+++ Input records +++

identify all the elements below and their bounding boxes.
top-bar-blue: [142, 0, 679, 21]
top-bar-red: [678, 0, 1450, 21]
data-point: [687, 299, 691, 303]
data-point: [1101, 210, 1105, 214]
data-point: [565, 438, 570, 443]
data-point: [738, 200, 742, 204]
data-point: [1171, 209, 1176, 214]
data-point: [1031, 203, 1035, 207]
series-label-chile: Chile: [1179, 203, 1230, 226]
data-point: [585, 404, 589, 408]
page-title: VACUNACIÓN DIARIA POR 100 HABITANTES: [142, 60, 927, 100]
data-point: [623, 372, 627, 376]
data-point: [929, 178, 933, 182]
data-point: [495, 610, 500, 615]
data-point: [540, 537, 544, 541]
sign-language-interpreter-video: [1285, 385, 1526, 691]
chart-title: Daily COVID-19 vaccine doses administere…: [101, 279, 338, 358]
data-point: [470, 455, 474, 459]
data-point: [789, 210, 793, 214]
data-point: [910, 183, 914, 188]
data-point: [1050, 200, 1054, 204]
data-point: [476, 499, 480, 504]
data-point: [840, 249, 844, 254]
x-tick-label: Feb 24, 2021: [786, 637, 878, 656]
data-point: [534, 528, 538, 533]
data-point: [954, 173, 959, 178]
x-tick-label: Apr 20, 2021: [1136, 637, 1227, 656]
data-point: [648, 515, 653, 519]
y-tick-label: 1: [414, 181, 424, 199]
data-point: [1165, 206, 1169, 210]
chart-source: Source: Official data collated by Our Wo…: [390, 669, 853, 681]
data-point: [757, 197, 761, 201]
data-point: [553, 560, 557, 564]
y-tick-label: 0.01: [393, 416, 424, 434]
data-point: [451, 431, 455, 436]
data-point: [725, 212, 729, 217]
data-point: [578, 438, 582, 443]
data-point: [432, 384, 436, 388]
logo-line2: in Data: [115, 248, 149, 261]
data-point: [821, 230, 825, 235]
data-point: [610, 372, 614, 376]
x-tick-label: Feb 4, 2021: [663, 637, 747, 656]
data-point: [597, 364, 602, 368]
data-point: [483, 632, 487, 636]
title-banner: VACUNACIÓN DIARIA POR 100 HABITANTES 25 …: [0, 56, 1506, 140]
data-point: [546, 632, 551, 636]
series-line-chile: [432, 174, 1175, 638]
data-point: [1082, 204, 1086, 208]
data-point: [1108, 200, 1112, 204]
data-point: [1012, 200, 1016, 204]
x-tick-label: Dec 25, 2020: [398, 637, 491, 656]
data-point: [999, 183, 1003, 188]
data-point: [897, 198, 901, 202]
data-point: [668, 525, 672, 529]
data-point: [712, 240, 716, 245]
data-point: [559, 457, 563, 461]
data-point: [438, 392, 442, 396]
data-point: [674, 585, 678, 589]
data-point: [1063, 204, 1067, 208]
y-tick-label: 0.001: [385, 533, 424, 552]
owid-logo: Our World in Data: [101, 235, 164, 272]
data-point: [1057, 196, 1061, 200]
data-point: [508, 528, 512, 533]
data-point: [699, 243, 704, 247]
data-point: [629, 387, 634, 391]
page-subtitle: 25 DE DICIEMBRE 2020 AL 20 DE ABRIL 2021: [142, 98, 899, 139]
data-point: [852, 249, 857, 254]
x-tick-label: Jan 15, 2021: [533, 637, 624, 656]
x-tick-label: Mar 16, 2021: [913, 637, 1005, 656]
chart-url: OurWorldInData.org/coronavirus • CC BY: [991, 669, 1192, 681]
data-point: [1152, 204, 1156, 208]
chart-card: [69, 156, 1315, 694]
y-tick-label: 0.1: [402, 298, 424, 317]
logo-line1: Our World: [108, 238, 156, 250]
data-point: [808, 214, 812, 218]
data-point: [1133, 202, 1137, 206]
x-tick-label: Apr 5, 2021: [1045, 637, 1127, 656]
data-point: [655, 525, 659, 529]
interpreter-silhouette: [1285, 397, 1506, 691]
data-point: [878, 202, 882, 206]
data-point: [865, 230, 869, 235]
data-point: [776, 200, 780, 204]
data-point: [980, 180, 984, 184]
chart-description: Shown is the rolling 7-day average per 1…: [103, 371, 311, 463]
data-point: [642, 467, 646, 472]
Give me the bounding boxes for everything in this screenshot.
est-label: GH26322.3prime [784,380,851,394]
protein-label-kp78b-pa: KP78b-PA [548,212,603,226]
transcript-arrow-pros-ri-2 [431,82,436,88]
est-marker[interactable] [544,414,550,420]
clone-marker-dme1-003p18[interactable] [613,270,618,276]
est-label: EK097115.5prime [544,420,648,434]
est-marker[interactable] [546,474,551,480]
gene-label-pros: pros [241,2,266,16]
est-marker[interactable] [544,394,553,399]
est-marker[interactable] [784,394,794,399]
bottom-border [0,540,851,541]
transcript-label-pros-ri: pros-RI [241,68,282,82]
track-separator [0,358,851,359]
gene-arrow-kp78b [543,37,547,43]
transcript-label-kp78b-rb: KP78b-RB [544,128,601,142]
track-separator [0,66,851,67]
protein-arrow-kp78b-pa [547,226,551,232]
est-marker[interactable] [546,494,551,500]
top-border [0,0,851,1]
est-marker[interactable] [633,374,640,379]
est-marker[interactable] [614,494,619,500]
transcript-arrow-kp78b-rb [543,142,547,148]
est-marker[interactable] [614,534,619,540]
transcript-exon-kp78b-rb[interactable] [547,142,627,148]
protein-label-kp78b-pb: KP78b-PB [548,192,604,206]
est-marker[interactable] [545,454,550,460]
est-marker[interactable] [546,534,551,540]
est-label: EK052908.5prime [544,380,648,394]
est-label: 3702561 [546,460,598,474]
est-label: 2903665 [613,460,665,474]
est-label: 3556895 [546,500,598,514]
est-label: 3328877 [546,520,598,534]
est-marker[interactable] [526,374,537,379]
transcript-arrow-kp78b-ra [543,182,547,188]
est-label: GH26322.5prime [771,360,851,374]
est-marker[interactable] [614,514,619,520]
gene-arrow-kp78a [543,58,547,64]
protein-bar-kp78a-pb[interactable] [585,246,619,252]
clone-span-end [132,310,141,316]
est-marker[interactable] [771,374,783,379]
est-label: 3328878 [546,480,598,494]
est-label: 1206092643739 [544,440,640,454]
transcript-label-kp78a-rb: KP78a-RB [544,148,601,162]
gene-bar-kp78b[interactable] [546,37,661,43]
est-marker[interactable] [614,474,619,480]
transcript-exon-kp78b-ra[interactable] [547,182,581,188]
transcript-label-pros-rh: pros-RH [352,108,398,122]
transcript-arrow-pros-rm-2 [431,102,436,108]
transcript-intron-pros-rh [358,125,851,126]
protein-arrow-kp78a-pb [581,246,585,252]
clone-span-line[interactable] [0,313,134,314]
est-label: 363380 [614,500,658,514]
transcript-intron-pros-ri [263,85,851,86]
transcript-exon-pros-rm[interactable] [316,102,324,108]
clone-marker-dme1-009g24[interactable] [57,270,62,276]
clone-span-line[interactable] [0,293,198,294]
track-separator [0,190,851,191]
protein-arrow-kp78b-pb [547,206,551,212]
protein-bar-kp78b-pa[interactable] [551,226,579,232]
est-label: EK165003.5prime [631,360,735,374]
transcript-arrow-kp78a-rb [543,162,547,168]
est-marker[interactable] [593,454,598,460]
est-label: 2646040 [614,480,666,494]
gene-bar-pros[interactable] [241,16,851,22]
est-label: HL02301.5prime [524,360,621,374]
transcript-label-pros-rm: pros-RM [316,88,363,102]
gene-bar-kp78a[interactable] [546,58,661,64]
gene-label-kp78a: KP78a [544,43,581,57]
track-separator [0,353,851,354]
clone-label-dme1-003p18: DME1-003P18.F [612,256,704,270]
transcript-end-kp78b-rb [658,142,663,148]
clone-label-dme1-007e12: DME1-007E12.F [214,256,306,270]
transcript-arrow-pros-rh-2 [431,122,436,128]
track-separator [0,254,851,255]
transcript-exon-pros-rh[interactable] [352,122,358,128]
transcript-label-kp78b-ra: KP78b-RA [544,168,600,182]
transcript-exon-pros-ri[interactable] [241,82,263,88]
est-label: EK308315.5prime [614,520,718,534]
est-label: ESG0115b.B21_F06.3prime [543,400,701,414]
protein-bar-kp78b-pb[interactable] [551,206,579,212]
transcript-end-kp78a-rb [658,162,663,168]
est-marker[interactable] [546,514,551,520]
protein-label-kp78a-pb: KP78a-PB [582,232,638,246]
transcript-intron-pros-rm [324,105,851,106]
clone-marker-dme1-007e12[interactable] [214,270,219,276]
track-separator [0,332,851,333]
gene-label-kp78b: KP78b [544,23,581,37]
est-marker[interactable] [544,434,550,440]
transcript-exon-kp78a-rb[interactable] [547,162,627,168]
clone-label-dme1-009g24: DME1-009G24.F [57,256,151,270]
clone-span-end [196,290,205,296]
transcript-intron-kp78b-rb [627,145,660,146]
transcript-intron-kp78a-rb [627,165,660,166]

+++

- **The problem**: Search the data above for the word "series". Copy each line it is in.

- **Answer section**:
series-label-chile: Chile: [1179, 203, 1230, 226]
series-line-chile: [432, 174, 1175, 638]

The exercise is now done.